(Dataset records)
/---

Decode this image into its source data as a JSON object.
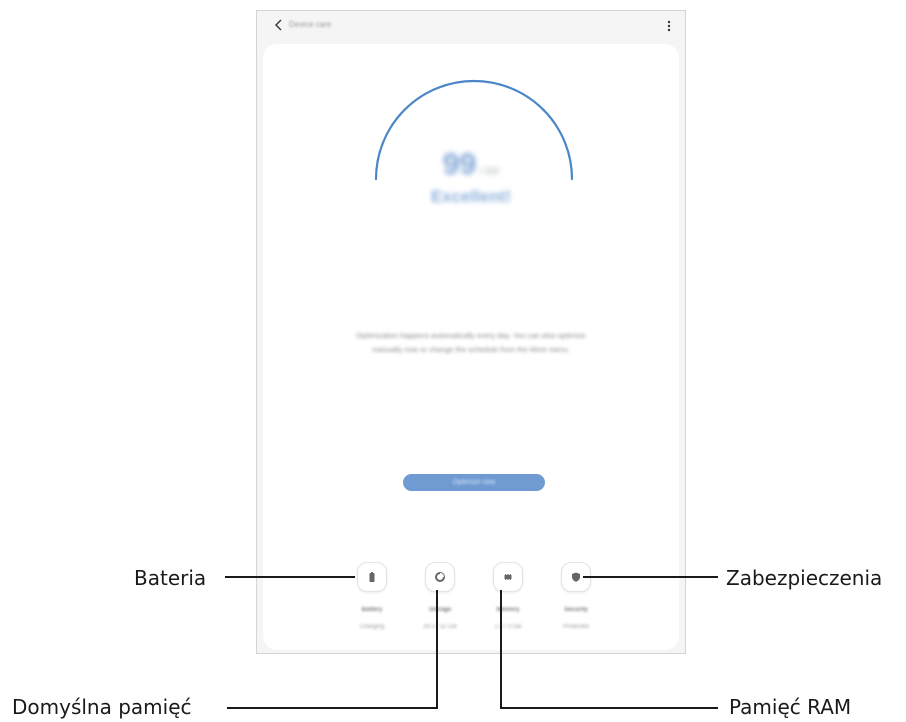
{
  "app_bar": {
    "title": "Device care"
  },
  "score": {
    "value": "99",
    "max": "/ 100",
    "status": "Excellent!"
  },
  "description": "Optimization happens automatically every day. You can also optimize manually now or change the schedule from the More menu.",
  "optimize_button": "Optimize now",
  "tools": [
    {
      "name": "Battery",
      "value": "Charging",
      "icon": "battery-icon"
    },
    {
      "name": "Storage",
      "value": "26.5 / 32 GB",
      "icon": "storage-icon"
    },
    {
      "name": "Memory",
      "value": "1.0 / 3 GB",
      "icon": "memory-icon"
    },
    {
      "name": "Security",
      "value": "Protected",
      "icon": "shield-icon"
    }
  ],
  "callouts": {
    "battery": "Bateria",
    "security": "Zabezpieczenia",
    "storage": "Domyślna pamięć",
    "memory": "Pamięć RAM"
  },
  "colors": {
    "accent": "#4a86c8",
    "button": "#6f9bd2",
    "card": "#ffffff",
    "device_bg": "#f5f5f5",
    "line": "#1a1a1a"
  }
}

\---

=== Exercise details ===
Make an exact copy of the records shown above, without the pictures.

=== Solution for this exercise ===
Decode this image into its source data as a JSON object.
{
  "app_bar": {
    "title": "Device care"
  },
  "score": {
    "value": "99",
    "max": "/ 100",
    "status": "Excellent!"
  },
  "description": "Optimization happens automatically every day. You can also optimize manually now or change the schedule from the More menu.",
  "optimize_button": "Optimize now",
  "tools": [
    {
      "name": "Battery",
      "value": "Charging",
      "icon": "battery-icon"
    },
    {
      "name": "Storage",
      "value": "26.5 / 32 GB",
      "icon": "storage-icon"
    },
    {
      "name": "Memory",
      "value": "1.0 / 3 GB",
      "icon": "memory-icon"
    },
    {
      "name": "Security",
      "value": "Protected",
      "icon": "shield-icon"
    }
  ],
  "callouts": {
    "battery": "Bateria",
    "security": "Zabezpieczenia",
    "storage": "Domyślna pamięć",
    "memory": "Pamięć RAM"
  },
  "colors": {
    "accent": "#4a86c8",
    "button": "#6f9bd2",
    "card": "#ffffff",
    "device_bg": "#f5f5f5",
    "line": "#1a1a1a"
  }
}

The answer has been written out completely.